EXERCISE INSTRUCTIONS:
Transcribe the entries that follow exactly as they appear, minus pictures.

Collected data:
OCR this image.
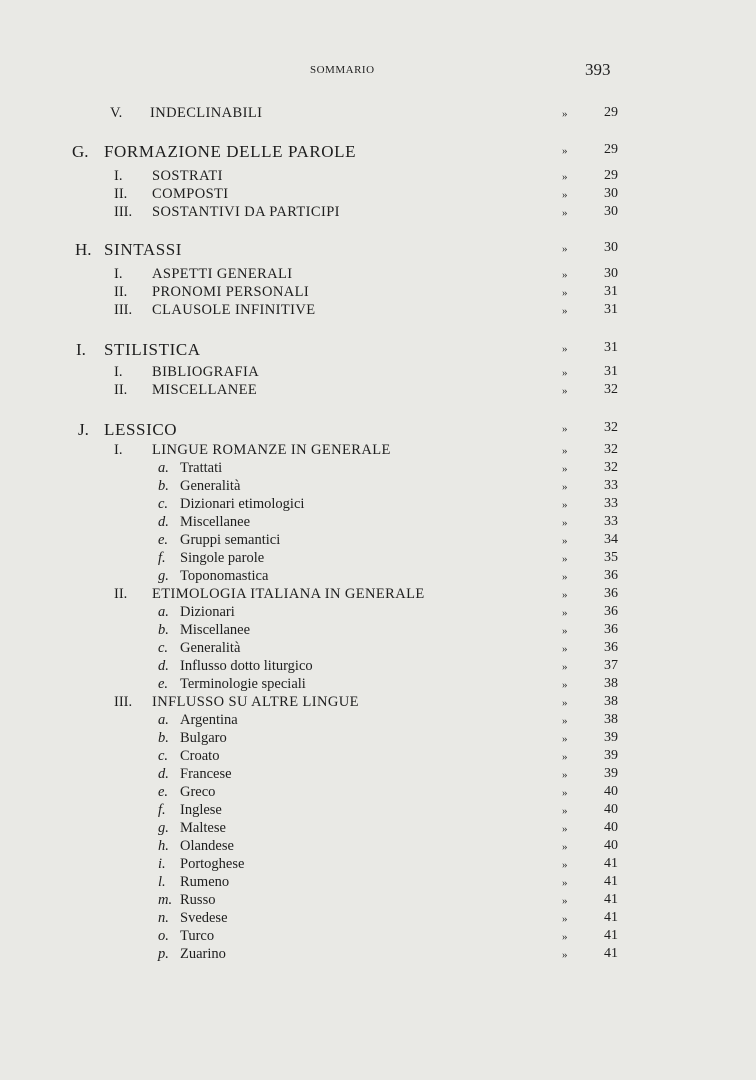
SOMMARIO	393
V. INDECLINABILI	»	29
G. FORMAZIONE DELLE PAROLE	»	29
I. SOSTRATI	»	29
II. COMPOSTI	»	30
III. SOSTANTIVI DA PARTICIPI	»	30
H. SINTASSI	»	30
I. ASPETTI GENERALI	»	30
II. PRONOMI PERSONALI	»	31
III. CLAUSOLE INFINITIVE	»	31
I. STILISTICA	»	31
I. BIBLIOGRAFIA	»	31
II. MISCELLANEE	»	32
J. LESSICO	»	32
I. LINGUE ROMANZE IN GENERALE	»	32
a. Trattati	»	32
b. Generalità	»	33
c. Dizionari etimologici	»	33
d. Miscellanee	»	33
e. Gruppi semantici	»	34
f. Singole parole	»	35
g. Toponomastica	»	36
II. ETIMOLOGIA ITALIANA IN GENERALE	»	36
a. Dizionari	»	36
b. Miscellanee	»	36
c. Generalità	»	36
d. Influsso dotto liturgico	»	37
e. Terminologie speciali	»	38
III. INFLUSSO SU ALTRE LINGUE	»	38
a. Argentina	»	38
b. Bulgaro	»	39
c. Croato	»	39
d. Francese	»	39
e. Greco	»	40
f. Inglese	»	40
g. Maltese	»	40
h. Olandese	»	40
i. Portoghese	»	41
l. Rumeno	»	41
m. Russo	»	41
n. Svedese	»	41
o. Turco	»	41
p. Zuarino	»	41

RESPONSE:
OCR this image.
SOMMARIO	393
V. INDECLINABILI	»	29
G. FORMAZIONE DELLE PAROLE	»	29
I. SOSTRATI	»	29
II. COMPOSTI	»	30
III. SOSTANTIVI DA PARTICIPI	»	30
H. SINTASSI	»	30
I. ASPETTI GENERALI	»	30
II. PRONOMI PERSONALI	»	31
III. CLAUSOLE INFINITIVE	»	31
I. STILISTICA	»	31
I. BIBLIOGRAFIA	»	31
II. MISCELLANEE	»	32
J. LESSICO	»	32
I. LINGUE ROMANZE IN GENERALE	»	32
a. Trattati	»	32
b. Generalità	»	33
c. Dizionari etimologici	»	33
d. Miscellanee	»	33
e. Gruppi semantici	»	34
f. Singole parole	»	35
g. Toponomastica	»	36
II. ETIMOLOGIA ITALIANA IN GENERALE	»	36
a. Dizionari	»	36
b. Miscellanee	»	36
c. Generalità	»	36
d. Influsso dotto liturgico	»	37
e. Terminologie speciali	»	38
III. INFLUSSO SU ALTRE LINGUE	»	38
a. Argentina	»	38
b. Bulgaro	»	39
c. Croato	»	39
d. Francese	»	39
e. Greco	»	40
f. Inglese	»	40
g. Maltese	»	40
h. Olandese	»	40
i. Portoghese	»	41
l. Rumeno	»	41
m. Russo	»	41
n. Svedese	»	41
o. Turco	»	41
p. Zuarino	»	41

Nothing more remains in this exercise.